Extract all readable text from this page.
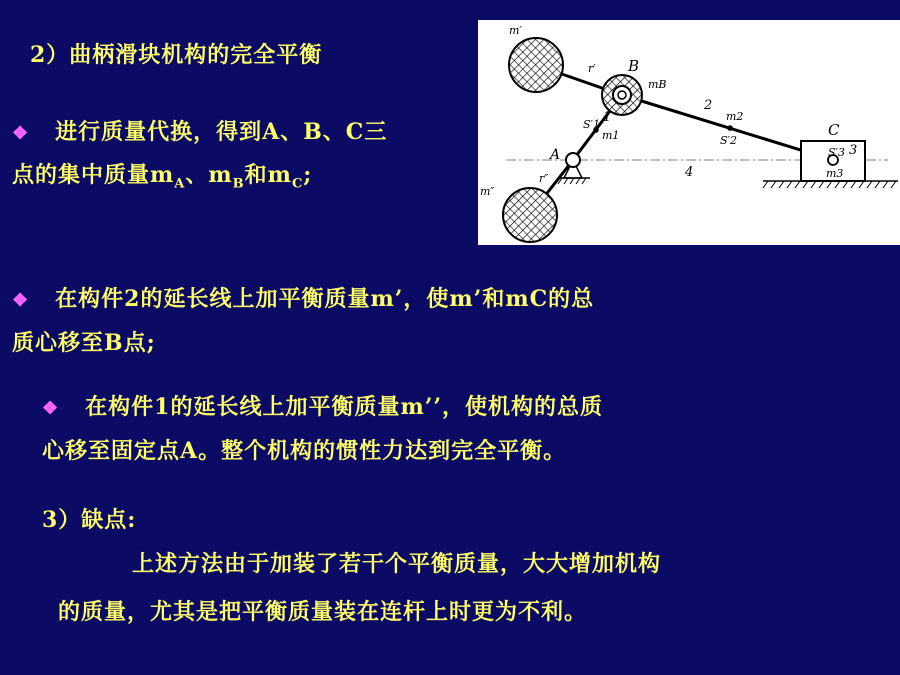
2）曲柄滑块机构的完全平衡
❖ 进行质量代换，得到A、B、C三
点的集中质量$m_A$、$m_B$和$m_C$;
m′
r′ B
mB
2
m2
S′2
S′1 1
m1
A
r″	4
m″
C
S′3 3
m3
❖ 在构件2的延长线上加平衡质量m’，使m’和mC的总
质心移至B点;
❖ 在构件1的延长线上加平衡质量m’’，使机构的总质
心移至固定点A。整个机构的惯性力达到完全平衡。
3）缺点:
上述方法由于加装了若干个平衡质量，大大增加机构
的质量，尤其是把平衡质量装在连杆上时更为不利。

--

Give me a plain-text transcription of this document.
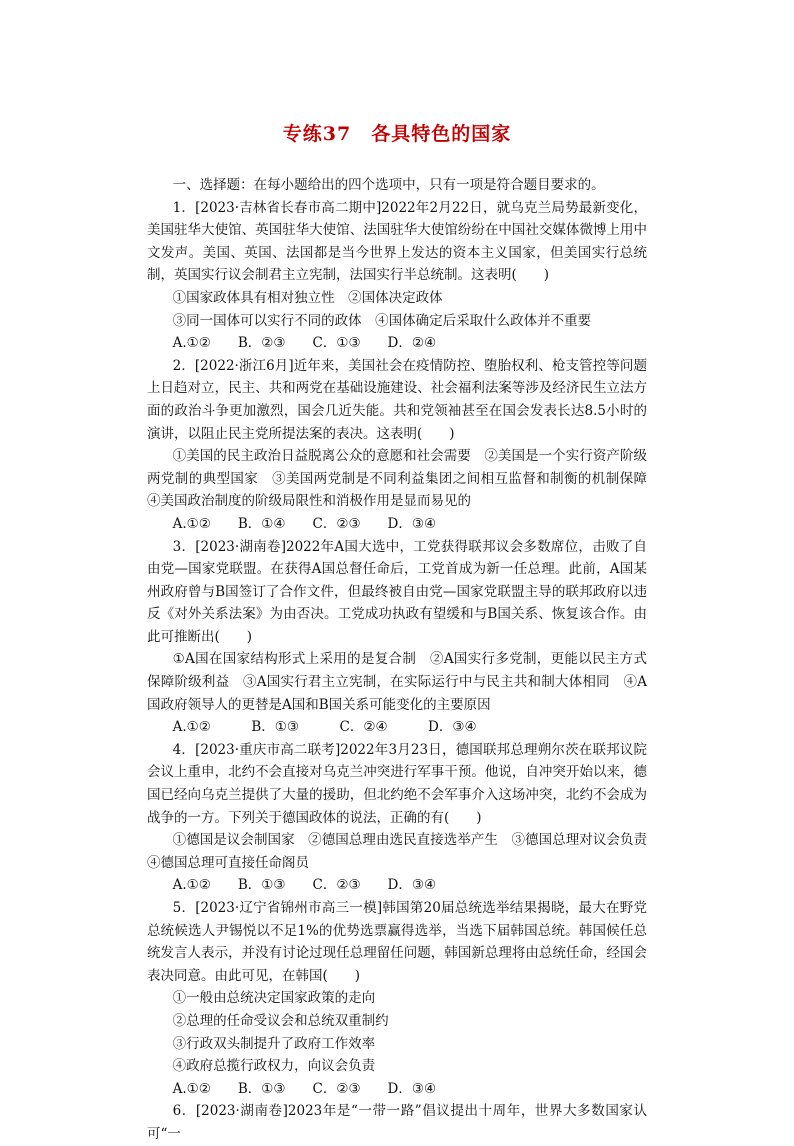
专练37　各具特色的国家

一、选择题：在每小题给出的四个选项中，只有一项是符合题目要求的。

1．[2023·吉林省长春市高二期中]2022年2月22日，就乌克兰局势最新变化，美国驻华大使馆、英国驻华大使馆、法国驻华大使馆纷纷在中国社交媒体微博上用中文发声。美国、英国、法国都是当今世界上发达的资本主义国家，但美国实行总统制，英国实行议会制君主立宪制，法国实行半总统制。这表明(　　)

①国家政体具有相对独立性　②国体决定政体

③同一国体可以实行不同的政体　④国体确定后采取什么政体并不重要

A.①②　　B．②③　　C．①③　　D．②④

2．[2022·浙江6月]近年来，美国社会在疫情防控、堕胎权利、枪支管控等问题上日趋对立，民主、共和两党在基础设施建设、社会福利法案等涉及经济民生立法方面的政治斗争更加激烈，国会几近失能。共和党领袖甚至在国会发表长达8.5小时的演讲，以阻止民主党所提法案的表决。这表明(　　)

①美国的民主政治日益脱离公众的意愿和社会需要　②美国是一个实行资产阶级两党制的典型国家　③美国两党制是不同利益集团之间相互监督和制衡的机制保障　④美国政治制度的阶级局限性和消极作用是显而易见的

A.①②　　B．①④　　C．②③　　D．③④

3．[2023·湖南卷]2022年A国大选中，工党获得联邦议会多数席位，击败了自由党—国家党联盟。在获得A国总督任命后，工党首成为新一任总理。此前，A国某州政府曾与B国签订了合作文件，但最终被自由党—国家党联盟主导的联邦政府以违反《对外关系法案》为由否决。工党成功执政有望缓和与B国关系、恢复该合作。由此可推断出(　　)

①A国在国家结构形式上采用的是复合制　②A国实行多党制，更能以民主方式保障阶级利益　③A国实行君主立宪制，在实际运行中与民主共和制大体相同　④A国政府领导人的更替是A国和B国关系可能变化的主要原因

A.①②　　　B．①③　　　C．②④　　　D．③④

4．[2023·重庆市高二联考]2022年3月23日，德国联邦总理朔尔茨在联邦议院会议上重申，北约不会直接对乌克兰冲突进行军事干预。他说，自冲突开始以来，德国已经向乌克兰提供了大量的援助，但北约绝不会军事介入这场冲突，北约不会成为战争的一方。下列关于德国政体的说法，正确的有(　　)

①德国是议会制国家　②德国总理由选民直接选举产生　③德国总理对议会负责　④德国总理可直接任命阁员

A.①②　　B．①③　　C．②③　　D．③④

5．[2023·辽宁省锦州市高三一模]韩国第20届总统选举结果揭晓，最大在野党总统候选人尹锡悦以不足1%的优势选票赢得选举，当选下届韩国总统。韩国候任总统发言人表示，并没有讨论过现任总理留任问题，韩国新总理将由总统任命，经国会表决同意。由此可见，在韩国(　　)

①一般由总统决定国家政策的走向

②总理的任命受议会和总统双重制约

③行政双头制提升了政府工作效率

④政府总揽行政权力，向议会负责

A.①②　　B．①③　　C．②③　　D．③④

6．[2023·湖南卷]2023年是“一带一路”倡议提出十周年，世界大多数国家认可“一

==

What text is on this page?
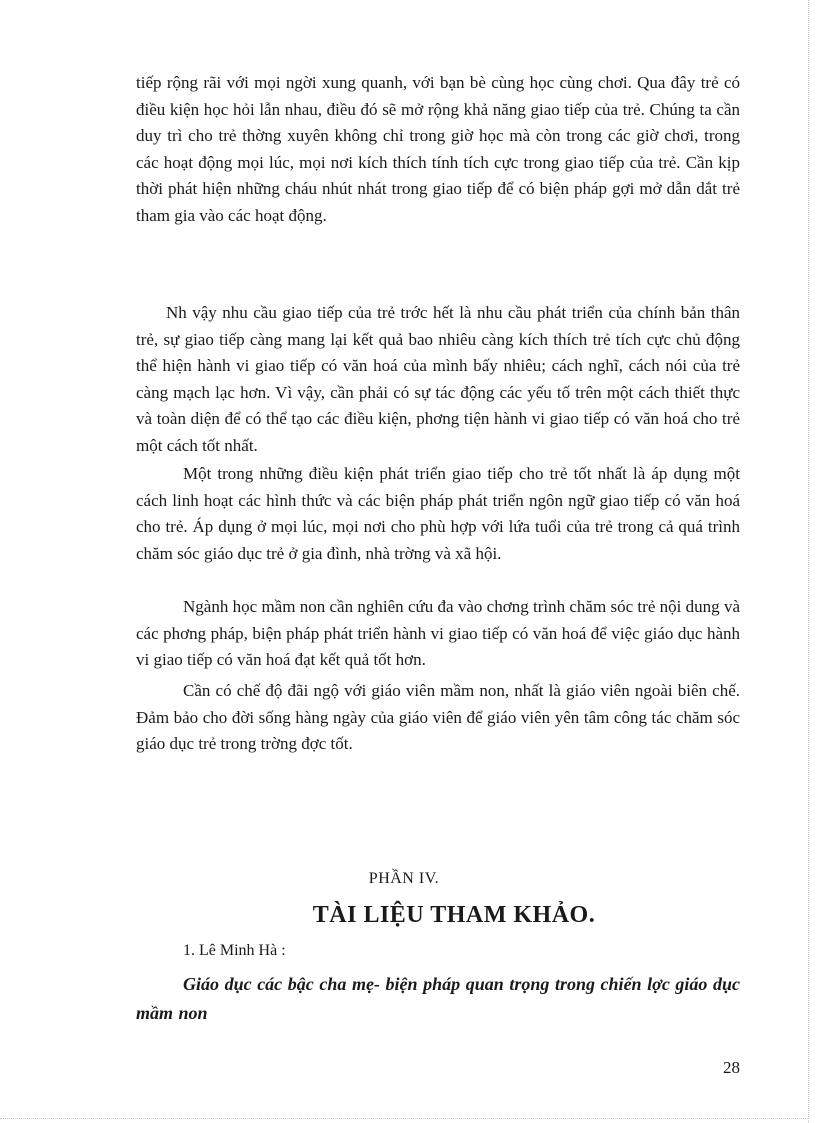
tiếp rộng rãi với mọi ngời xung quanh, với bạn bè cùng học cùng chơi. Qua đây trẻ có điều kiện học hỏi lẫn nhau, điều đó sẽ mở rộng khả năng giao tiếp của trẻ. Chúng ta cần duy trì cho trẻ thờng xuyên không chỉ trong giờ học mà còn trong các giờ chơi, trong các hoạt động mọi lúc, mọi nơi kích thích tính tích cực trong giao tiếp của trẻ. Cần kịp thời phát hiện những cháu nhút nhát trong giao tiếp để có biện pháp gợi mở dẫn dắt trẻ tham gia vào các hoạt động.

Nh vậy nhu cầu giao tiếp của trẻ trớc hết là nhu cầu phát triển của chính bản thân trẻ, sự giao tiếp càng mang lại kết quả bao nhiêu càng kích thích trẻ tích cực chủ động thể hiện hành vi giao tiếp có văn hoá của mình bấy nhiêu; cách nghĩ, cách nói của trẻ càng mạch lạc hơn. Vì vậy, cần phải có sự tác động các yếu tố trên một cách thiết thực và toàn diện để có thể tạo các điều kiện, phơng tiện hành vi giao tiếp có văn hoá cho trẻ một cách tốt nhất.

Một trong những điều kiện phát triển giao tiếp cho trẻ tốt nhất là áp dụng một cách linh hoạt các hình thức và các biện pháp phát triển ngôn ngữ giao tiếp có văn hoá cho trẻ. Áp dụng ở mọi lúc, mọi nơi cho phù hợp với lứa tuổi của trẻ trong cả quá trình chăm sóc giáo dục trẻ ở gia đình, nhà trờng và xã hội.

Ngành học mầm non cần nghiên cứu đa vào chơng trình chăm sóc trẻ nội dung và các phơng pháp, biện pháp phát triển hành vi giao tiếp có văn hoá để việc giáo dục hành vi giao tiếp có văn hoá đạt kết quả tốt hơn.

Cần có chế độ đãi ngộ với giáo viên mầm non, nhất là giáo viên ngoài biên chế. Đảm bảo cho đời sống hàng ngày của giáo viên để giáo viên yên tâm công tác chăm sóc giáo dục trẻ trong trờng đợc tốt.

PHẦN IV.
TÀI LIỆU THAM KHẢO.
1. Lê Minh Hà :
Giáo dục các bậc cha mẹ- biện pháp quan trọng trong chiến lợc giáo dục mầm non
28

# [What the task asks]
Determine the number of lines where the string "động" occurs, and give that number only.

# [Output of the task]
2